PARTS OF THE EXERCISE:
1 – Answer these questions using the forum thread on Loki factory registration below:
(a) According to the poster, what will happen with either call to Factory<>::CreateObject() when only the code first shown is used?
(b) For what purpose is the poster using Loki's Factory?
(c) From which newsgroup is the post a repost?
2 – Reproduce the forum thread on Loki factory registration below without alteration, from "The problem is" up to and including "Derived1::IsRegistered() && Derived2::IsRegistered() )".
3 – Name every struct that is defined in the code of the forum thread on Loki factory registration below.

PAGE EXTRACT:

I use this code like this:

template<int id>
struct AssignID
{
static int GetID() { return id; }
};

struct MyBase
{
virtual ~MyBase() {}
};

enum { DERIVED_1, DERIVED_2 };

struct Derived1
: MyBase
, AssignID< DERIVED_1 >
, DefaultCreationPolicy<MyBase,Derived1>
{};

struct Derived2
: MyBase
, AssignID< DERIVED_2 >
, DefaultCreationPolicy<MyBase,Derived2>
{};

In theory, this code should automatically register these two classes
with a MyBase factory so that I can create objects using the factory
like this:

// ...

typedef Loki::SingletonHolder< Loki::Factory<MyBase, int> >
theFactory;

void Foo()
{
try
{
typedef std::auto_ptr<MyBase> Ptr;
Ptr p1( theFactory::Instance().CreateObject( DERIVED_1 ) );
Ptr p2( theFactory::Instance().CreateObject( DERIVED_2 ) );
// ... use p1 and p2 ...
}
catch( const std::exception& e )
{
std::cerr << e.what() << std::endl;
}
}

The problem is that, with just the code above, the
DefaultCreationPolicy<> policy never gets instantiated for Derived1 or
Derived2, and thus either call to Factory<>::CreateObject() will throw
because the classes are not registered. If, however, I manually access
the creation policy somewhere like this:

void Bar()
{
if( Derived1::IsRegistered() && Derived2::IsRegistered() )
{
Foo();
}
}

then, Derived1 and Derived2 *do* get instantiated and registered
automatically as desired.

Can anyone explain why this happens and perhaps suggest a better way of
forcing the instantiation of these classes? I was trying to avoid
manually referencing each of the factory-creatable classes, since in my
real code, it's an annoyance to have to do so -- especially three years
from now when I or someone else will need to add some additional
subclasses to MyBase and will have to remember to manually reference
the creation policy.

Cheers! --M

 

[mlimber]

This is a repost (with slight modifications) from
comp.lang.c++.moderated in an effort to get some response.

I am using Loki's Factory as presented in _Modern C++ Design_ for
message passing in an embedded environment with multiple processors.

[snip]

BTW, the code from Loki can be found here:

http://sourceforge.net/projects/loki-lib/

Cheers! --M

 

[Jonathan Mcdougall]

This is a repost (with slight modifications) from
comp.lang.c++.moderated in an effort to get some response.

I am using Loki's Factory as presented in _Modern C++ Design_ for
message passing in an embedded environment with multiple processors. I
created a policy for classes, which, I had hoped, would automatically
register the class with the appropriate factory:

// In some header file...
#include <cassert>
#include "Loki/Singleton.h"
#include "Loki/Factory.h"
#include "Loki/TypeManip.h"
#include "Loki/static_check.h"

DATASET EXCERPT:
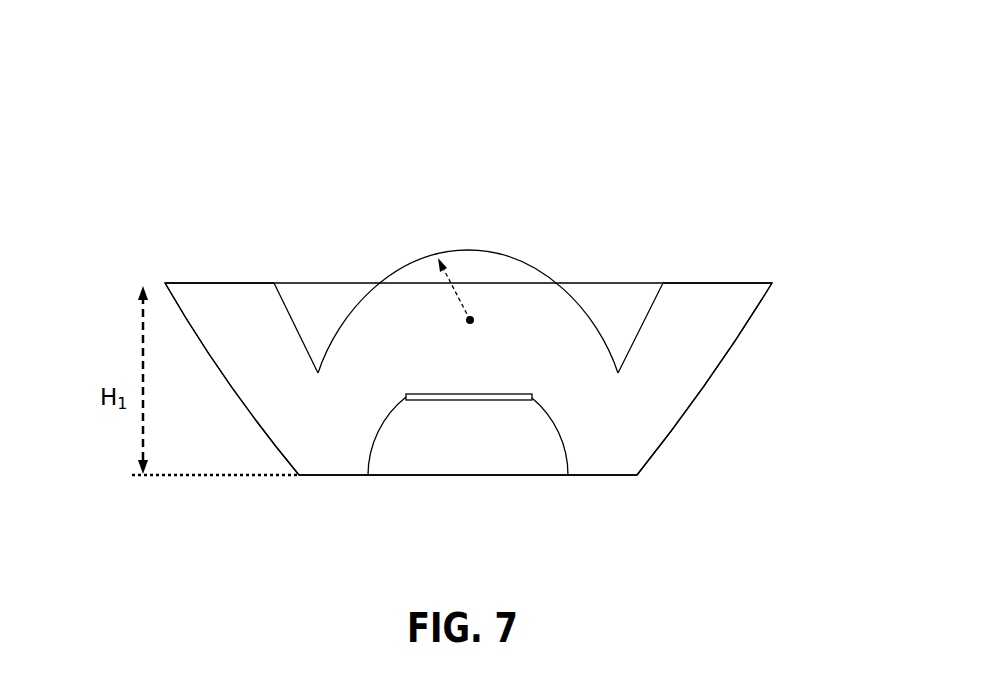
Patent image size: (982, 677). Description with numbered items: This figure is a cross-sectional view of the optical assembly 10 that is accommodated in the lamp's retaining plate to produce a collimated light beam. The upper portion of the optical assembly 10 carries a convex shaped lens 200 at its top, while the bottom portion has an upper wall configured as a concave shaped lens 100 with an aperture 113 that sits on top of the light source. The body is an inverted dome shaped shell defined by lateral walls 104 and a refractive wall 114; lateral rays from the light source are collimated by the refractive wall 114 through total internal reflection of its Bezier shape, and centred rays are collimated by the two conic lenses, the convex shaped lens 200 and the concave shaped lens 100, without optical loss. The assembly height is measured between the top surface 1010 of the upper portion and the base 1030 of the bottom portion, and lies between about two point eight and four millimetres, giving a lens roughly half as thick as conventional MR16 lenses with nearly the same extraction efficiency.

OUTPUTS IN ORDER:
1 –
(a) Either call will throw, because the classes are not registered.
(b) For message passing in an embedded environment with multiple processors.
(c) comp.lang.c++.moderated.

2 –
The problem is that, with just the code above, the
DefaultCreationPolicy<> policy never gets instantiated for Derived1 or
Derived2, and thus either call to Factory<>::CreateObject() will throw
because the classes are not registered. If, however, I manually access
the creation policy somewhere like this:

void Bar()
{
if( Derived1::IsRegistered() && Derived2::IsRegistered() )

3 – AssignID, MyBase, Derived1, Derived2